• **Problem to work on**
Search the listing below for the string "HRES" and show each line that contains it.

☆ ☆ ☆ ☆ ☆ ☆ ☆

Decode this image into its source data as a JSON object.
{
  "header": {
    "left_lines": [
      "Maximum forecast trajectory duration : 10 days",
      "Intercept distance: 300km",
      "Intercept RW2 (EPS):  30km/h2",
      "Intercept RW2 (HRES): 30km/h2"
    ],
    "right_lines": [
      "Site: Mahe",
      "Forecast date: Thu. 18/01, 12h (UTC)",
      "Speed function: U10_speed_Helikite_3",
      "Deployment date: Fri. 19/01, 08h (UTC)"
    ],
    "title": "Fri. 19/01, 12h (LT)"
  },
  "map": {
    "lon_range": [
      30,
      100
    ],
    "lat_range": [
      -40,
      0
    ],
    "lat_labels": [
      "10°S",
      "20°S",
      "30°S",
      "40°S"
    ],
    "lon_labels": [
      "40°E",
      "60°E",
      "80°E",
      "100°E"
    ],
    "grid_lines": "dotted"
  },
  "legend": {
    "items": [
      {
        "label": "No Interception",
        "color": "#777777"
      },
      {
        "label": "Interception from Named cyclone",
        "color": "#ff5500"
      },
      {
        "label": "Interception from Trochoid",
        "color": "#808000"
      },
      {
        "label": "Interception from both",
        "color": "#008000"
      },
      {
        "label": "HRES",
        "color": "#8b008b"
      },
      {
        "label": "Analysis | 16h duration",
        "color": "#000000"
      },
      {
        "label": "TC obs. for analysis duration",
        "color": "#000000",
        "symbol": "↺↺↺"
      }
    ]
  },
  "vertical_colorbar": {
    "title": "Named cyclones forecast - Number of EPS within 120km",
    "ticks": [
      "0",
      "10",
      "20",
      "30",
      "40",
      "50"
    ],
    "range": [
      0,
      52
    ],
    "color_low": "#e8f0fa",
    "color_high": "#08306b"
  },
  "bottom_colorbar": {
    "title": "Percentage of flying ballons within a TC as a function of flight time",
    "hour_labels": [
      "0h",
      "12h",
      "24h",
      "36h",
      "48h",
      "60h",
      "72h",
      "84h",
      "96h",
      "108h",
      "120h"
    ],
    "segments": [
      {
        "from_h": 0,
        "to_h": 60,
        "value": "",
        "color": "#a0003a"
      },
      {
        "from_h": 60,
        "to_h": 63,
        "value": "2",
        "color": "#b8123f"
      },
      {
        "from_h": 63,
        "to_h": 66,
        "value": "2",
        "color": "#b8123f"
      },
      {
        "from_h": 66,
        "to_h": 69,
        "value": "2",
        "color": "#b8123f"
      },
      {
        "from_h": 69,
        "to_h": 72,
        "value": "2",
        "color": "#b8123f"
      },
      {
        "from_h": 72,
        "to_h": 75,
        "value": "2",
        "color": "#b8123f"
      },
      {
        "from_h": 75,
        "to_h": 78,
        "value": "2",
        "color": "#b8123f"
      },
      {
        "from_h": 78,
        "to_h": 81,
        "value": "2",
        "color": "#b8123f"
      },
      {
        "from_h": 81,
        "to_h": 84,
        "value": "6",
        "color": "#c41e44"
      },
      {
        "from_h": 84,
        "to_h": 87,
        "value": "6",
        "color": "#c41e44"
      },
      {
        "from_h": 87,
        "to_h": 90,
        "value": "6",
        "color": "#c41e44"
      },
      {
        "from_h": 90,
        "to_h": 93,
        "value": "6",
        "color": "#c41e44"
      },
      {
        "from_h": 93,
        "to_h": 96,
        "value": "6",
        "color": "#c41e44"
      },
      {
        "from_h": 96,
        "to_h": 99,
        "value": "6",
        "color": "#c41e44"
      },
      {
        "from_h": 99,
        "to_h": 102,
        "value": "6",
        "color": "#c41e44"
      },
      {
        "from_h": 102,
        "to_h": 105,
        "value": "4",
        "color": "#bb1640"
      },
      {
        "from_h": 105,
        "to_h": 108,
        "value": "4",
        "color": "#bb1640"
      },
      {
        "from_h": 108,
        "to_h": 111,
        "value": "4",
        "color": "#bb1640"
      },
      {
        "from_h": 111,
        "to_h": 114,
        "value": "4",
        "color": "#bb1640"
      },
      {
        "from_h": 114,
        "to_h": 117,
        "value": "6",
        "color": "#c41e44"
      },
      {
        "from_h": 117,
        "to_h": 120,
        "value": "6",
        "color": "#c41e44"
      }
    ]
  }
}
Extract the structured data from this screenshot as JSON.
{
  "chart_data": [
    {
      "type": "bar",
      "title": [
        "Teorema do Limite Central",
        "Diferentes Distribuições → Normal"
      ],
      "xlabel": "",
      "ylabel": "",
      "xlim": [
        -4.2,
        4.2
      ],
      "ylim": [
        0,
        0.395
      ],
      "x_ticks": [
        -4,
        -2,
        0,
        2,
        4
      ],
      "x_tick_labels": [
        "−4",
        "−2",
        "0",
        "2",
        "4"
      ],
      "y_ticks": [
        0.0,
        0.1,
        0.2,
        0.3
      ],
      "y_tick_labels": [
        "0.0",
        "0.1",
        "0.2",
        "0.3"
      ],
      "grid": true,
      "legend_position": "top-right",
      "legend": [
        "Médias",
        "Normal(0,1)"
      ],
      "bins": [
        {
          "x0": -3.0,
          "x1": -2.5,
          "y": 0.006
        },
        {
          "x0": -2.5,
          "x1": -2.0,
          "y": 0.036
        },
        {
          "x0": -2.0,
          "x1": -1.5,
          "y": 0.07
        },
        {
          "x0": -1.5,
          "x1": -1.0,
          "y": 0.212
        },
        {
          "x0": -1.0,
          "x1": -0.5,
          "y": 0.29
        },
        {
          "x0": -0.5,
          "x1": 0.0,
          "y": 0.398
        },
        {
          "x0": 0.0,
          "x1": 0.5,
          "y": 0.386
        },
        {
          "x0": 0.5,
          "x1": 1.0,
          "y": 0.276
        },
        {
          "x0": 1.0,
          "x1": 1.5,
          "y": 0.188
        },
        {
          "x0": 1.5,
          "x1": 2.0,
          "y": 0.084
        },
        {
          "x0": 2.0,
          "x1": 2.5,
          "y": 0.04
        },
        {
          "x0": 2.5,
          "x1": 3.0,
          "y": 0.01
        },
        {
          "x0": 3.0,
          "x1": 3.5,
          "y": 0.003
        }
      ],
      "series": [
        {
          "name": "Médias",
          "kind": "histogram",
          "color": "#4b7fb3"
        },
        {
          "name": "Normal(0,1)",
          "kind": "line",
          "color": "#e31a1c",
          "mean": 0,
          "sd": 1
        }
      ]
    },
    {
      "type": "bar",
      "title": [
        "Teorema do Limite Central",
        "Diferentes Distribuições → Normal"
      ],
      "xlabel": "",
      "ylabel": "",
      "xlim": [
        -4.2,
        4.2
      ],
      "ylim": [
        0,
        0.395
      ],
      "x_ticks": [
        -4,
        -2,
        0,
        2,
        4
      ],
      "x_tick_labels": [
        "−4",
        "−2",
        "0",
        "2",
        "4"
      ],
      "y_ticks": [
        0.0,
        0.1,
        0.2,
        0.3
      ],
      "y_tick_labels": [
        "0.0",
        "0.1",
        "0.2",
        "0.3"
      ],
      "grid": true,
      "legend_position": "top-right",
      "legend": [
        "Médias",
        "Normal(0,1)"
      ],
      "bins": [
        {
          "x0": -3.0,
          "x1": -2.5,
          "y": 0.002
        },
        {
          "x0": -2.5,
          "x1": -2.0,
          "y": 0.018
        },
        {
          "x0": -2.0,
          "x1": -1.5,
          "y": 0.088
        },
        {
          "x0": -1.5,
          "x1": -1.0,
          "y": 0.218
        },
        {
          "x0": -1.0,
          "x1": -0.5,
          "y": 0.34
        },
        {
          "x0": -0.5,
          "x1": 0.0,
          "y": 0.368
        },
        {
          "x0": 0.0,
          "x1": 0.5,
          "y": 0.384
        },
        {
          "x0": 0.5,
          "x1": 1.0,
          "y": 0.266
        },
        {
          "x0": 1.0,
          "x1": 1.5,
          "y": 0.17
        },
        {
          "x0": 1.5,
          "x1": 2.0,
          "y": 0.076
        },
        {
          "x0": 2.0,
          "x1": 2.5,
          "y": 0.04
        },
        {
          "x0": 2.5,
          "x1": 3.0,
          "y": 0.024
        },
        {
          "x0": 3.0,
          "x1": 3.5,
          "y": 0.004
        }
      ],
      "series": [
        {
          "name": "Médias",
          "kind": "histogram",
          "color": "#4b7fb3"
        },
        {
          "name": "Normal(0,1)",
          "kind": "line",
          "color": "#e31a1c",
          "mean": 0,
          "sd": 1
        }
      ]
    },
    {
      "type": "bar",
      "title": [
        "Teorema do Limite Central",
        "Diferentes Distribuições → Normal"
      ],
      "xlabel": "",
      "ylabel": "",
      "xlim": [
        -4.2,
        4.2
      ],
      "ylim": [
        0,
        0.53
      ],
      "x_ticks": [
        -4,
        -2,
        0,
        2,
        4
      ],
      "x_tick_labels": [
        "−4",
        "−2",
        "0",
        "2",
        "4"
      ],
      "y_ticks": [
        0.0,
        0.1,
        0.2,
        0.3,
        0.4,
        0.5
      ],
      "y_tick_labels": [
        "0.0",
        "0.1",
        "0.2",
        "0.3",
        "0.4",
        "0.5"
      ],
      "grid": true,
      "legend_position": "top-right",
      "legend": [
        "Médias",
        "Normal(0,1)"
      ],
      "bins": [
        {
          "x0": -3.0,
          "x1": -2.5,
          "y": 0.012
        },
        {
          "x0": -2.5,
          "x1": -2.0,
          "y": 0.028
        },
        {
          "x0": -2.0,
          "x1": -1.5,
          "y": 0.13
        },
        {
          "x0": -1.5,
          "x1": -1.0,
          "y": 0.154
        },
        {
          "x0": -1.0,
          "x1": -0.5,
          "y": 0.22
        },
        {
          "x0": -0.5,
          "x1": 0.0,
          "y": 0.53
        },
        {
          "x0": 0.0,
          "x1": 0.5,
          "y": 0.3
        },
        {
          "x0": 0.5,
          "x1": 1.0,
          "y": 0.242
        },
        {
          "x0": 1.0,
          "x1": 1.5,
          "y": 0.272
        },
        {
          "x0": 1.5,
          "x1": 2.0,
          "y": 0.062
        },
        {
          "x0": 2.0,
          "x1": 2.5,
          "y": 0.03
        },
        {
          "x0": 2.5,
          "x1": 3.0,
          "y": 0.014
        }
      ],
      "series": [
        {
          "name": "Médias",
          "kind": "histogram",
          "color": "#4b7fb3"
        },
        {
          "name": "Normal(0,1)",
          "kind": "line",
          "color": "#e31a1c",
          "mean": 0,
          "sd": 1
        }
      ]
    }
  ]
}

☆ ☆ ☆ ☆ ☆ ☆ ☆

• **Solved problem**
      "Intercept RW2 (HRES): 30km/h2"
        "label": "HRES",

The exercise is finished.